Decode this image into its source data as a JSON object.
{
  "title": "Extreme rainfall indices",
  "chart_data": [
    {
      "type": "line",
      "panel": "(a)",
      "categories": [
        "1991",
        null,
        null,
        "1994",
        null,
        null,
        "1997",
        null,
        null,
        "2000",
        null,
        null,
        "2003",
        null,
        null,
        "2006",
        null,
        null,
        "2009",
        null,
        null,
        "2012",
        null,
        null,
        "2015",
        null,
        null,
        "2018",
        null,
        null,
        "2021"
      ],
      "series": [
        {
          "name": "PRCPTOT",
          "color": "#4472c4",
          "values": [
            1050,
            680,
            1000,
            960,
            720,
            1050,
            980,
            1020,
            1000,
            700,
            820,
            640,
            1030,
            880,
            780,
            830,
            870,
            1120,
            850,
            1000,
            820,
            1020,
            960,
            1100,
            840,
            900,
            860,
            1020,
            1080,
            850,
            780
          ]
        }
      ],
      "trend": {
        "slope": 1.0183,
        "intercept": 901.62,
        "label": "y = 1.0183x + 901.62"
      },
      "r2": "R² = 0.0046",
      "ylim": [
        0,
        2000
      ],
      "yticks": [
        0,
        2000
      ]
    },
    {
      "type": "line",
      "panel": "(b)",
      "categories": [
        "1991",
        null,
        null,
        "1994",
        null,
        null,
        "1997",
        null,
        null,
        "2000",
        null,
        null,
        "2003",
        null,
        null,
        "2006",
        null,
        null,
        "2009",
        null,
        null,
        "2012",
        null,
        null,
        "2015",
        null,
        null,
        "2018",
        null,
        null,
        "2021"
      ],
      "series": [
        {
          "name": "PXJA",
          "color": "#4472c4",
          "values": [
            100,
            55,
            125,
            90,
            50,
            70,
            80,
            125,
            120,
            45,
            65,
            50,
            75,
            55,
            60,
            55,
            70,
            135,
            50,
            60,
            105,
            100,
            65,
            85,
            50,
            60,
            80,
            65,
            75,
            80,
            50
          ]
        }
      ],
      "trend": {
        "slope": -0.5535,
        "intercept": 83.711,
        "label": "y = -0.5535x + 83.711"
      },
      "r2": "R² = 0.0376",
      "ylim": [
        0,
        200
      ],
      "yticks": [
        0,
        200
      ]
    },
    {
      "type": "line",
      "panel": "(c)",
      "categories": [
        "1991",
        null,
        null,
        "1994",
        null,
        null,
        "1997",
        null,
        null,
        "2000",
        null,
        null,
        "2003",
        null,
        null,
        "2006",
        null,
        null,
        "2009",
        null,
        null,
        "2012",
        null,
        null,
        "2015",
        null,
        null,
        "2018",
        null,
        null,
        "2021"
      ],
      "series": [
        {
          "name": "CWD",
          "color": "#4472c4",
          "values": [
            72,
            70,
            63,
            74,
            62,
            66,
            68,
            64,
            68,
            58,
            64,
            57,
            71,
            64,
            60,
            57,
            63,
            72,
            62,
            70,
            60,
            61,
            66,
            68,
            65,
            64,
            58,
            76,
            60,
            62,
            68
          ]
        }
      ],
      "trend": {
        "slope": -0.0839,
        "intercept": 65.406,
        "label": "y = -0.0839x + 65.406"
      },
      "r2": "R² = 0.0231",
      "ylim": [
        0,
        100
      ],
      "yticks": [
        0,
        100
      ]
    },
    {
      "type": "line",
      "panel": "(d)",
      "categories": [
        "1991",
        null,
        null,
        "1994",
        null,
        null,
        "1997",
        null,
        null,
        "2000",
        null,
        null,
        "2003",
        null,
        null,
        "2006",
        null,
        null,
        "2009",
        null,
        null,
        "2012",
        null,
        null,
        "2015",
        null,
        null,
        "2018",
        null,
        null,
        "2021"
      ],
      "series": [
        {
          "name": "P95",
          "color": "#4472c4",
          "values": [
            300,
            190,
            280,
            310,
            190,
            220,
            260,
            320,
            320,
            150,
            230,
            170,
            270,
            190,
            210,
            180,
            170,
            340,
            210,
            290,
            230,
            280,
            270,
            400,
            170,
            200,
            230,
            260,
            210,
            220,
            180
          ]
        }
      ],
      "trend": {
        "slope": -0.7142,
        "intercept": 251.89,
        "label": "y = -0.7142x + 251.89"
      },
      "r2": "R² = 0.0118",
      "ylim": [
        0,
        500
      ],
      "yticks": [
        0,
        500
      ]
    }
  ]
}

- - - - -

_DIRECTIONS:_
Each of the records should be retyped exactly.

_EXERCISE RESULT:_
Decode this image into its source data as a JSON object.
{
  "title": "Extreme rainfall indices",
  "chart_data": [
    {
      "type": "line",
      "panel": "(a)",
      "categories": [
        "1991",
        null,
        null,
        "1994",
        null,
        null,
        "1997",
        null,
        null,
        "2000",
        null,
        null,
        "2003",
        null,
        null,
        "2006",
        null,
        null,
        "2009",
        null,
        null,
        "2012",
        null,
        null,
        "2015",
        null,
        null,
        "2018",
        null,
        null,
        "2021"
      ],
      "series": [
        {
          "name": "PRCPTOT",
          "color": "#4472c4",
          "values": [
            1050,
            680,
            1000,
            960,
            720,
            1050,
            980,
            1020,
            1000,
            700,
            820,
            640,
            1030,
            880,
            780,
            830,
            870,
            1120,
            850,
            1000,
            820,
            1020,
            960,
            1100,
            840,
            900,
            860,
            1020,
            1080,
            850,
            780
          ]
        }
      ],
      "trend": {
        "slope": 1.0183,
        "intercept": 901.62,
        "label": "y = 1.0183x + 901.62"
      },
      "r2": "R² = 0.0046",
      "ylim": [
        0,
        2000
      ],
      "yticks": [
        0,
        2000
      ]
    },
    {
      "type": "line",
      "panel": "(b)",
      "categories": [
        "1991",
        null,
        null,
        "1994",
        null,
        null,
        "1997",
        null,
        null,
        "2000",
        null,
        null,
        "2003",
        null,
        null,
        "2006",
        null,
        null,
        "2009",
        null,
        null,
        "2012",
        null,
        null,
        "2015",
        null,
        null,
        "2018",
        null,
        null,
        "2021"
      ],
      "series": [
        {
          "name": "PXJA",
          "color": "#4472c4",
          "values": [
            100,
            55,
            125,
            90,
            50,
            70,
            80,
            125,
            120,
            45,
            65,
            50,
            75,
            55,
            60,
            55,
            70,
            135,
            50,
            60,
            105,
            100,
            65,
            85,
            50,
            60,
            80,
            65,
            75,
            80,
            50
          ]
        }
      ],
      "trend": {
        "slope": -0.5535,
        "intercept": 83.711,
        "label": "y = -0.5535x + 83.711"
      },
      "r2": "R² = 0.0376",
      "ylim": [
        0,
        200
      ],
      "yticks": [
        0,
        200
      ]
    },
    {
      "type": "line",
      "panel": "(c)",
      "categories": [
        "1991",
        null,
        null,
        "1994",
        null,
        null,
        "1997",
        null,
        null,
        "2000",
        null,
        null,
        "2003",
        null,
        null,
        "2006",
        null,
        null,
        "2009",
        null,
        null,
        "2012",
        null,
        null,
        "2015",
        null,
        null,
        "2018",
        null,
        null,
        "2021"
      ],
      "series": [
        {
          "name": "CWD",
          "color": "#4472c4",
          "values": [
            72,
            70,
            63,
            74,
            62,
            66,
            68,
            64,
            68,
            58,
            64,
            57,
            71,
            64,
            60,
            57,
            63,
            72,
            62,
            70,
            60,
            61,
            66,
            68,
            65,
            64,
            58,
            76,
            60,
            62,
            68
          ]
        }
      ],
      "trend": {
        "slope": -0.0839,
        "intercept": 65.406,
        "label": "y = -0.0839x + 65.406"
      },
      "r2": "R² = 0.0231",
      "ylim": [
        0,
        100
      ],
      "yticks": [
        0,
        100
      ]
    },
    {
      "type": "line",
      "panel": "(d)",
      "categories": [
        "1991",
        null,
        null,
        "1994",
        null,
        null,
        "1997",
        null,
        null,
        "2000",
        null,
        null,
        "2003",
        null,
        null,
        "2006",
        null,
        null,
        "2009",
        null,
        null,
        "2012",
        null,
        null,
        "2015",
        null,
        null,
        "2018",
        null,
        null,
        "2021"
      ],
      "series": [
        {
          "name": "P95",
          "color": "#4472c4",
          "values": [
            300,
            190,
            280,
            310,
            190,
            220,
            260,
            320,
            320,
            150,
            230,
            170,
            270,
            190,
            210,
            180,
            170,
            340,
            210,
            290,
            230,
            280,
            270,
            400,
            170,
            200,
            230,
            260,
            210,
            220,
            180
          ]
        }
      ],
      "trend": {
        "slope": -0.7142,
        "intercept": 251.89,
        "label": "y = -0.7142x + 251.89"
      },
      "r2": "R² = 0.0118",
      "ylim": [
        0,
        500
      ],
      "yticks": [
        0,
        500
      ]
    }
  ]
}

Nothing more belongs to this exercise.